== LISTING

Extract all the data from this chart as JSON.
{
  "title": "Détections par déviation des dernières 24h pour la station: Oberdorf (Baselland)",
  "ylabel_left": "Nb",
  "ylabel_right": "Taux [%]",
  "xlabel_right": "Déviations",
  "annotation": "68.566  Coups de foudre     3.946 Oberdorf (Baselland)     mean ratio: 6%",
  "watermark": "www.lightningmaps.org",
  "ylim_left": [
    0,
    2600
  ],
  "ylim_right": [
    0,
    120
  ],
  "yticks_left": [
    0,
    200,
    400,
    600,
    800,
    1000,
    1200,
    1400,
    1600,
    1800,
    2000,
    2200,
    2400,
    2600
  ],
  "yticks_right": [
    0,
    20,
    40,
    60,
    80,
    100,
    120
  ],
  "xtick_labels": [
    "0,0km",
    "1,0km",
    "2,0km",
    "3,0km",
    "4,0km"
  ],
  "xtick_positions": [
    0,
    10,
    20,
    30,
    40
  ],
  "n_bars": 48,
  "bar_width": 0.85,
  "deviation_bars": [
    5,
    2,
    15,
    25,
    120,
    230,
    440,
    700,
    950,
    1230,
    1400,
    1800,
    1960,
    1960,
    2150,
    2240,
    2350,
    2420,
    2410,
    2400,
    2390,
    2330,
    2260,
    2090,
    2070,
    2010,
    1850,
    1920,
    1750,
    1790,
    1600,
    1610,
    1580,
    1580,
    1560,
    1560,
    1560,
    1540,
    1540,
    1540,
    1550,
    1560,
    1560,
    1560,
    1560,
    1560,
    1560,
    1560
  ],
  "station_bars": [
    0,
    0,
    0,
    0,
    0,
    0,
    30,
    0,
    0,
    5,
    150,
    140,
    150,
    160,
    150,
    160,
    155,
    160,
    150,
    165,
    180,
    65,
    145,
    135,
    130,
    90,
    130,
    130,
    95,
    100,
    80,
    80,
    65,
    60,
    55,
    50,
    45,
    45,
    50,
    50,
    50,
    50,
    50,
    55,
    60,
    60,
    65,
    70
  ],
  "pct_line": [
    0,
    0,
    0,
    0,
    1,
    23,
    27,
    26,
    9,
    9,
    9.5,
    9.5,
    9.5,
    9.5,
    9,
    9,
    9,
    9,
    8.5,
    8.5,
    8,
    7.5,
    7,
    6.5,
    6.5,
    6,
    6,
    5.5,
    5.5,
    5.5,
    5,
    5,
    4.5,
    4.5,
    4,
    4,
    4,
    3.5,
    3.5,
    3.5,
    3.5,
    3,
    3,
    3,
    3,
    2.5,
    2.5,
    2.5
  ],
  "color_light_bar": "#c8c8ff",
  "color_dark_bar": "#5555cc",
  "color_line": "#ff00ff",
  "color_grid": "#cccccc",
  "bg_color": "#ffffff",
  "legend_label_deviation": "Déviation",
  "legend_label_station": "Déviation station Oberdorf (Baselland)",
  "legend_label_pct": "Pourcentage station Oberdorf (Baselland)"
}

====

- **EXERCISE BRIEF**
Please output the entries above, every line exactly as it reads.

- **FULL OUTPUT**
Extract all the data from this chart as JSON.
{
  "title": "Détections par déviation des dernières 24h pour la station: Oberdorf (Baselland)",
  "ylabel_left": "Nb",
  "ylabel_right": "Taux [%]",
  "xlabel_right": "Déviations",
  "annotation": "68.566  Coups de foudre     3.946 Oberdorf (Baselland)     mean ratio: 6%",
  "watermark": "www.lightningmaps.org",
  "ylim_left": [
    0,
    2600
  ],
  "ylim_right": [
    0,
    120
  ],
  "yticks_left": [
    0,
    200,
    400,
    600,
    800,
    1000,
    1200,
    1400,
    1600,
    1800,
    2000,
    2200,
    2400,
    2600
  ],
  "yticks_right": [
    0,
    20,
    40,
    60,
    80,
    100,
    120
  ],
  "xtick_labels": [
    "0,0km",
    "1,0km",
    "2,0km",
    "3,0km",
    "4,0km"
  ],
  "xtick_positions": [
    0,
    10,
    20,
    30,
    40
  ],
  "n_bars": 48,
  "bar_width": 0.85,
  "deviation_bars": [
    5,
    2,
    15,
    25,
    120,
    230,
    440,
    700,
    950,
    1230,
    1400,
    1800,
    1960,
    1960,
    2150,
    2240,
    2350,
    2420,
    2410,
    2400,
    2390,
    2330,
    2260,
    2090,
    2070,
    2010,
    1850,
    1920,
    1750,
    1790,
    1600,
    1610,
    1580,
    1580,
    1560,
    1560,
    1560,
    1540,
    1540,
    1540,
    1550,
    1560,
    1560,
    1560,
    1560,
    1560,
    1560,
    1560
  ],
  "station_bars": [
    0,
    0,
    0,
    0,
    0,
    0,
    30,
    0,
    0,
    5,
    150,
    140,
    150,
    160,
    150,
    160,
    155,
    160,
    150,
    165,
    180,
    65,
    145,
    135,
    130,
    90,
    130,
    130,
    95,
    100,
    80,
    80,
    65,
    60,
    55,
    50,
    45,
    45,
    50,
    50,
    50,
    50,
    50,
    55,
    60,
    60,
    65,
    70
  ],
  "pct_line": [
    0,
    0,
    0,
    0,
    1,
    23,
    27,
    26,
    9,
    9,
    9.5,
    9.5,
    9.5,
    9.5,
    9,
    9,
    9,
    9,
    8.5,
    8.5,
    8,
    7.5,
    7,
    6.5,
    6.5,
    6,
    6,
    5.5,
    5.5,
    5.5,
    5,
    5,
    4.5,
    4.5,
    4,
    4,
    4,
    3.5,
    3.5,
    3.5,
    3.5,
    3,
    3,
    3,
    3,
    2.5,
    2.5,
    2.5
  ],
  "color_light_bar": "#c8c8ff",
  "color_dark_bar": "#5555cc",
  "color_line": "#ff00ff",
  "color_grid": "#cccccc",
  "bg_color": "#ffffff",
  "legend_label_deviation": "Déviation",
  "legend_label_station": "Déviation station Oberdorf (Baselland)",
  "legend_label_pct": "Pourcentage station Oberdorf (Baselland)"
}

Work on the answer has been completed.